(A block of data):

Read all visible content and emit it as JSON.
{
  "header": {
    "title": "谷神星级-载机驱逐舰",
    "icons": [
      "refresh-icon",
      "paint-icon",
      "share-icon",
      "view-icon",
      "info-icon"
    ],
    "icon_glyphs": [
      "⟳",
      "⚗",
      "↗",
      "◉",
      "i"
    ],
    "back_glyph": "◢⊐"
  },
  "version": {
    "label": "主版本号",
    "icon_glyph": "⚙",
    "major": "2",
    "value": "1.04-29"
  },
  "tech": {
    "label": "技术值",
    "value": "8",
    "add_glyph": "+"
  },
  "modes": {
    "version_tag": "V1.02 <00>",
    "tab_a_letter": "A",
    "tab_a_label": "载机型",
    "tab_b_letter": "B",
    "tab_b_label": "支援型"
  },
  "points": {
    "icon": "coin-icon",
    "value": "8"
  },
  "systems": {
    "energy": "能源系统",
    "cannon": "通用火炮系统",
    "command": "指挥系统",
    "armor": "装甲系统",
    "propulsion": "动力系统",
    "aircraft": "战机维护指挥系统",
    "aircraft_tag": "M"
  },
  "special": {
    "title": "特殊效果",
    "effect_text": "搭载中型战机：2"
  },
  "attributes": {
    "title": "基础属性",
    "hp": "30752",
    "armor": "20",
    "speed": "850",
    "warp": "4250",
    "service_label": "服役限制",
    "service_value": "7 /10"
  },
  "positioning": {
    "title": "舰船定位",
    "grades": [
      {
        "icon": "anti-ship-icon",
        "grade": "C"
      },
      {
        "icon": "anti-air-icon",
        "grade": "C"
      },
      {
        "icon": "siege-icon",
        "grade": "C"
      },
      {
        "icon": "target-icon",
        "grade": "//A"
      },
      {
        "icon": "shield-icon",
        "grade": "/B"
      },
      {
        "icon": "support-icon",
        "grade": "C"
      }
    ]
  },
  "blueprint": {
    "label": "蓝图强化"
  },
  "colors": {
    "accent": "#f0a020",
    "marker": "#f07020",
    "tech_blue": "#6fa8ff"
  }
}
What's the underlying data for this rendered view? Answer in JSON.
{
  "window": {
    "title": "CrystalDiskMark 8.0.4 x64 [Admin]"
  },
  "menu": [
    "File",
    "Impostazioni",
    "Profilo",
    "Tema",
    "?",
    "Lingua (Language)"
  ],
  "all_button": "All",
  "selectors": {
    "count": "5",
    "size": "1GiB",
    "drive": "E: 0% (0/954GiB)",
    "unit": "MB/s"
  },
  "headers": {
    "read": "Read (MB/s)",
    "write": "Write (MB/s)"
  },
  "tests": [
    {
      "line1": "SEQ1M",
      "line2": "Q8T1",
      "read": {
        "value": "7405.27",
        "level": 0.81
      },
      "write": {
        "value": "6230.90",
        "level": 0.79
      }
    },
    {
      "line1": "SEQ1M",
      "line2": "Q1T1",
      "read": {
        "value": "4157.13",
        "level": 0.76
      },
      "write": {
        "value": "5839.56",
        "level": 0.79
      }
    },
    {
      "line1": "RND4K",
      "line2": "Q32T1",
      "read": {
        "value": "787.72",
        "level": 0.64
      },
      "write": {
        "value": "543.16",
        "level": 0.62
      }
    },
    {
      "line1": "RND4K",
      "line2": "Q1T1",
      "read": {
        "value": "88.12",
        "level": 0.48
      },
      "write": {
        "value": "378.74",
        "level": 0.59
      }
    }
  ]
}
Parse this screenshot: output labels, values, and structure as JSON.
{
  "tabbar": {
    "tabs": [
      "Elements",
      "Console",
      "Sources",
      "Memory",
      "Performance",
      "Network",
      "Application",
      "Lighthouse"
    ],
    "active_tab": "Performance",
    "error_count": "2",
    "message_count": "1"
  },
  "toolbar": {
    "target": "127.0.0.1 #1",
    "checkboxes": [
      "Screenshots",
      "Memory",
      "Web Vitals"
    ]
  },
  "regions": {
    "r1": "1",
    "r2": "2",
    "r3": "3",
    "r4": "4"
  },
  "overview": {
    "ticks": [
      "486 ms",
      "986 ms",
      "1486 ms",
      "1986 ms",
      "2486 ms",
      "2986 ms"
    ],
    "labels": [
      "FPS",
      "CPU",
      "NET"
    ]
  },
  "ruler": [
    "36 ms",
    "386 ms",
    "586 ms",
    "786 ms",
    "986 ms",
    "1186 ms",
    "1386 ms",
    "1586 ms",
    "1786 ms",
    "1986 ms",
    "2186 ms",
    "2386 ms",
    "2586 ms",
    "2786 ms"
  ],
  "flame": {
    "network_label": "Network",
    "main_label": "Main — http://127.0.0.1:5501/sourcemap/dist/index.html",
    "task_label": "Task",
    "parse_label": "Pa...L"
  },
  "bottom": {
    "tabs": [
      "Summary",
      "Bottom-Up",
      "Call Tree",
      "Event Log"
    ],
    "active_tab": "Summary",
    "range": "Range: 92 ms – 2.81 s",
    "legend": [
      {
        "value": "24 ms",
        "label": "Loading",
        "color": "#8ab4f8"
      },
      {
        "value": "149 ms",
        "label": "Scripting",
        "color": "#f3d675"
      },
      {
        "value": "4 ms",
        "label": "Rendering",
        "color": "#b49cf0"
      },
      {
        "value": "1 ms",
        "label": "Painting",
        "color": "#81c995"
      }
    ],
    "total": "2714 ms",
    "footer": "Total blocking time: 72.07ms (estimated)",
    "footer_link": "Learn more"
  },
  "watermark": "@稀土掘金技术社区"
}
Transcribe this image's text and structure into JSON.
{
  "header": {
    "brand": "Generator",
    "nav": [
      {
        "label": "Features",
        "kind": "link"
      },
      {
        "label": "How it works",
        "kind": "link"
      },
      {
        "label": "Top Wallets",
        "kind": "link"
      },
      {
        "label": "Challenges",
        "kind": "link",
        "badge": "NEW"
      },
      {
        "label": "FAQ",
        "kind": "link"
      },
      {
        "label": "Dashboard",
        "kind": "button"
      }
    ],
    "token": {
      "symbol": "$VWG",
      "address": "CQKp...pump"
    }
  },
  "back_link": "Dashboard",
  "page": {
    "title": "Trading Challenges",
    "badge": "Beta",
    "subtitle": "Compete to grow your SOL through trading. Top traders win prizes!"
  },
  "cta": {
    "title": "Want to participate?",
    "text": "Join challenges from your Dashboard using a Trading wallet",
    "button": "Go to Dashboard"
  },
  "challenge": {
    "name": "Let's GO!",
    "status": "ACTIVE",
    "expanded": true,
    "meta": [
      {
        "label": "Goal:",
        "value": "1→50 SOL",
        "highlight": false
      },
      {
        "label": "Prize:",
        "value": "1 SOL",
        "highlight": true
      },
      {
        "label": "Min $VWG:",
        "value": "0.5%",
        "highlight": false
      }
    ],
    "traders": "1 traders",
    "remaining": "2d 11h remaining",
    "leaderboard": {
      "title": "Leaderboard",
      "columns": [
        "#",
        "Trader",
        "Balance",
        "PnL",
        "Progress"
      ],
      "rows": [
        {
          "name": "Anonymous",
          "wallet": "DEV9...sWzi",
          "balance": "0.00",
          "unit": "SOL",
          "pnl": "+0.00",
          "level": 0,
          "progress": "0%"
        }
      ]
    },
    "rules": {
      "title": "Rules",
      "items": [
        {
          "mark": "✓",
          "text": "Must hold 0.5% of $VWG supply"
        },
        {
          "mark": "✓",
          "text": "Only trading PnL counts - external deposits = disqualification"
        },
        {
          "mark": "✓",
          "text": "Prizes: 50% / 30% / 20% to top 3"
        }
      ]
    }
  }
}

(Task objective):
The records above should be duplicated in full, exactly as given.

(Task solution):
Read all visible content and emit it as JSON.
{
  "header": {
    "title": "谷神星级-载机驱逐舰",
    "icons": [
      "refresh-icon",
      "paint-icon",
      "share-icon",
      "view-icon",
      "info-icon"
    ],
    "icon_glyphs": [
      "⟳",
      "⚗",
      "↗",
      "◉",
      "i"
    ],
    "back_glyph": "◢⊐"
  },
  "version": {
    "label": "主版本号",
    "icon_glyph": "⚙",
    "major": "2",
    "value": "1.04-29"
  },
  "tech": {
    "label": "技术值",
    "value": "8",
    "add_glyph": "+"
  },
  "modes": {
    "version_tag": "V1.02 <00>",
    "tab_a_letter": "A",
    "tab_a_label": "载机型",
    "tab_b_letter": "B",
    "tab_b_label": "支援型"
  },
  "points": {
    "icon": "coin-icon",
    "value": "8"
  },
  "systems": {
    "energy": "能源系统",
    "cannon": "通用火炮系统",
    "command": "指挥系统",
    "armor": "装甲系统",
    "propulsion": "动力系统",
    "aircraft": "战机维护指挥系统",
    "aircraft_tag": "M"
  },
  "special": {
    "title": "特殊效果",
    "effect_text": "搭载中型战机：2"
  },
  "attributes": {
    "title": "基础属性",
    "hp": "30752",
    "armor": "20",
    "speed": "850",
    "warp": "4250",
    "service_label": "服役限制",
    "service_value": "7 /10"
  },
  "positioning": {
    "title": "舰船定位",
    "grades": [
      {
        "icon": "anti-ship-icon",
        "grade": "C"
      },
      {
        "icon": "anti-air-icon",
        "grade": "C"
      },
      {
        "icon": "siege-icon",
        "grade": "C"
      },
      {
        "icon": "target-icon",
        "grade": "//A"
      },
      {
        "icon": "shield-icon",
        "grade": "/B"
      },
      {
        "icon": "support-icon",
        "grade": "C"
      }
    ]
  },
  "blueprint": {
    "label": "蓝图强化"
  },
  "colors": {
    "accent": "#f0a020",
    "marker": "#f07020",
    "tech_blue": "#6fa8ff"
  }
}
What's the underlying data for this rendered view? Answer in JSON.
{
  "window": {
    "title": "CrystalDiskMark 8.0.4 x64 [Admin]"
  },
  "menu": [
    "File",
    "Impostazioni",
    "Profilo",
    "Tema",
    "?",
    "Lingua (Language)"
  ],
  "all_button": "All",
  "selectors": {
    "count": "5",
    "size": "1GiB",
    "drive": "E: 0% (0/954GiB)",
    "unit": "MB/s"
  },
  "headers": {
    "read": "Read (MB/s)",
    "write": "Write (MB/s)"
  },
  "tests": [
    {
      "line1": "SEQ1M",
      "line2": "Q8T1",
      "read": {
        "value": "7405.27",
        "level": 0.81
      },
      "write": {
        "value": "6230.90",
        "level": 0.79
      }
    },
    {
      "line1": "SEQ1M",
      "line2": "Q1T1",
      "read": {
        "value": "4157.13",
        "level": 0.76
      },
      "write": {
        "value": "5839.56",
        "level": 0.79
      }
    },
    {
      "line1": "RND4K",
      "line2": "Q32T1",
      "read": {
        "value": "787.72",
        "level": 0.64
      },
      "write": {
        "value": "543.16",
        "level": 0.62
      }
    },
    {
      "line1": "RND4K",
      "line2": "Q1T1",
      "read": {
        "value": "88.12",
        "level": 0.48
      },
      "write": {
        "value": "378.74",
        "level": 0.59
      }
    }
  ]
}
Parse this screenshot: output labels, values, and structure as JSON.
{
  "tabbar": {
    "tabs": [
      "Elements",
      "Console",
      "Sources",
      "Memory",
      "Performance",
      "Network",
      "Application",
      "Lighthouse"
    ],
    "active_tab": "Performance",
    "error_count": "2",
    "message_count": "1"
  },
  "toolbar": {
    "target": "127.0.0.1 #1",
    "checkboxes": [
      "Screenshots",
      "Memory",
      "Web Vitals"
    ]
  },
  "regions": {
    "r1": "1",
    "r2": "2",
    "r3": "3",
    "r4": "4"
  },
  "overview": {
    "ticks": [
      "486 ms",
      "986 ms",
      "1486 ms",
      "1986 ms",
      "2486 ms",
      "2986 ms"
    ],
    "labels": [
      "FPS",
      "CPU",
      "NET"
    ]
  },
  "ruler": [
    "36 ms",
    "386 ms",
    "586 ms",
    "786 ms",
    "986 ms",
    "1186 ms",
    "1386 ms",
    "1586 ms",
    "1786 ms",
    "1986 ms",
    "2186 ms",
    "2386 ms",
    "2586 ms",
    "2786 ms"
  ],
  "flame": {
    "network_label": "Network",
    "main_label": "Main — http://127.0.0.1:5501/sourcemap/dist/index.html",
    "task_label": "Task",
    "parse_label": "Pa...L"
  },
  "bottom": {
    "tabs": [
      "Summary",
      "Bottom-Up",
      "Call Tree",
      "Event Log"
    ],
    "active_tab": "Summary",
    "range": "Range: 92 ms – 2.81 s",
    "legend": [
      {
        "value": "24 ms",
        "label": "Loading",
        "color": "#8ab4f8"
      },
      {
        "value": "149 ms",
        "label": "Scripting",
        "color": "#f3d675"
      },
      {
        "value": "4 ms",
        "label": "Rendering",
        "color": "#b49cf0"
      },
      {
        "value": "1 ms",
        "label": "Painting",
        "color": "#81c995"
      }
    ],
    "total": "2714 ms",
    "footer": "Total blocking time: 72.07ms (estimated)",
    "footer_link": "Learn more"
  },
  "watermark": "@稀土掘金技术社区"
}
Transcribe this image's text and structure into JSON.
{
  "header": {
    "brand": "Generator",
    "nav": [
      {
        "label": "Features",
        "kind": "link"
      },
      {
        "label": "How it works",
        "kind": "link"
      },
      {
        "label": "Top Wallets",
        "kind": "link"
      },
      {
        "label": "Challenges",
        "kind": "link",
        "badge": "NEW"
      },
      {
        "label": "FAQ",
        "kind": "link"
      },
      {
        "label": "Dashboard",
        "kind": "button"
      }
    ],
    "token": {
      "symbol": "$VWG",
      "address": "CQKp...pump"
    }
  },
  "back_link": "Dashboard",
  "page": {
    "title": "Trading Challenges",
    "badge": "Beta",
    "subtitle": "Compete to grow your SOL through trading. Top traders win prizes!"
  },
  "cta": {
    "title": "Want to participate?",
    "text": "Join challenges from your Dashboard using a Trading wallet",
    "button": "Go to Dashboard"
  },
  "challenge": {
    "name": "Let's GO!",
    "status": "ACTIVE",
    "expanded": true,
    "meta": [
      {
        "label": "Goal:",
        "value": "1→50 SOL",
        "highlight": false
      },
      {
        "label": "Prize:",
        "value": "1 SOL",
        "highlight": true
      },
      {
        "label": "Min $VWG:",
        "value": "0.5%",
        "highlight": false
      }
    ],
    "traders": "1 traders",
    "remaining": "2d 11h remaining",
    "leaderboard": {
      "title": "Leaderboard",
      "columns": [
        "#",
        "Trader",
        "Balance",
        "PnL",
        "Progress"
      ],
      "rows": [
        {
          "name": "Anonymous",
          "wallet": "DEV9...sWzi",
          "balance": "0.00",
          "unit": "SOL",
          "pnl": "+0.00",
          "level": 0,
          "progress": "0%"
        }
      ]
    },
    "rules": {
      "title": "Rules",
      "items": [
        {
          "mark": "✓",
          "text": "Must hold 0.5% of $VWG supply"
        },
        {
          "mark": "✓",
          "text": "Only trading PnL counts - external deposits = disqualification"
        },
        {
          "mark": "✓",
          "text": "Prizes: 50% / 30% / 20% to top 3"
        }
      ]
    }
  }
}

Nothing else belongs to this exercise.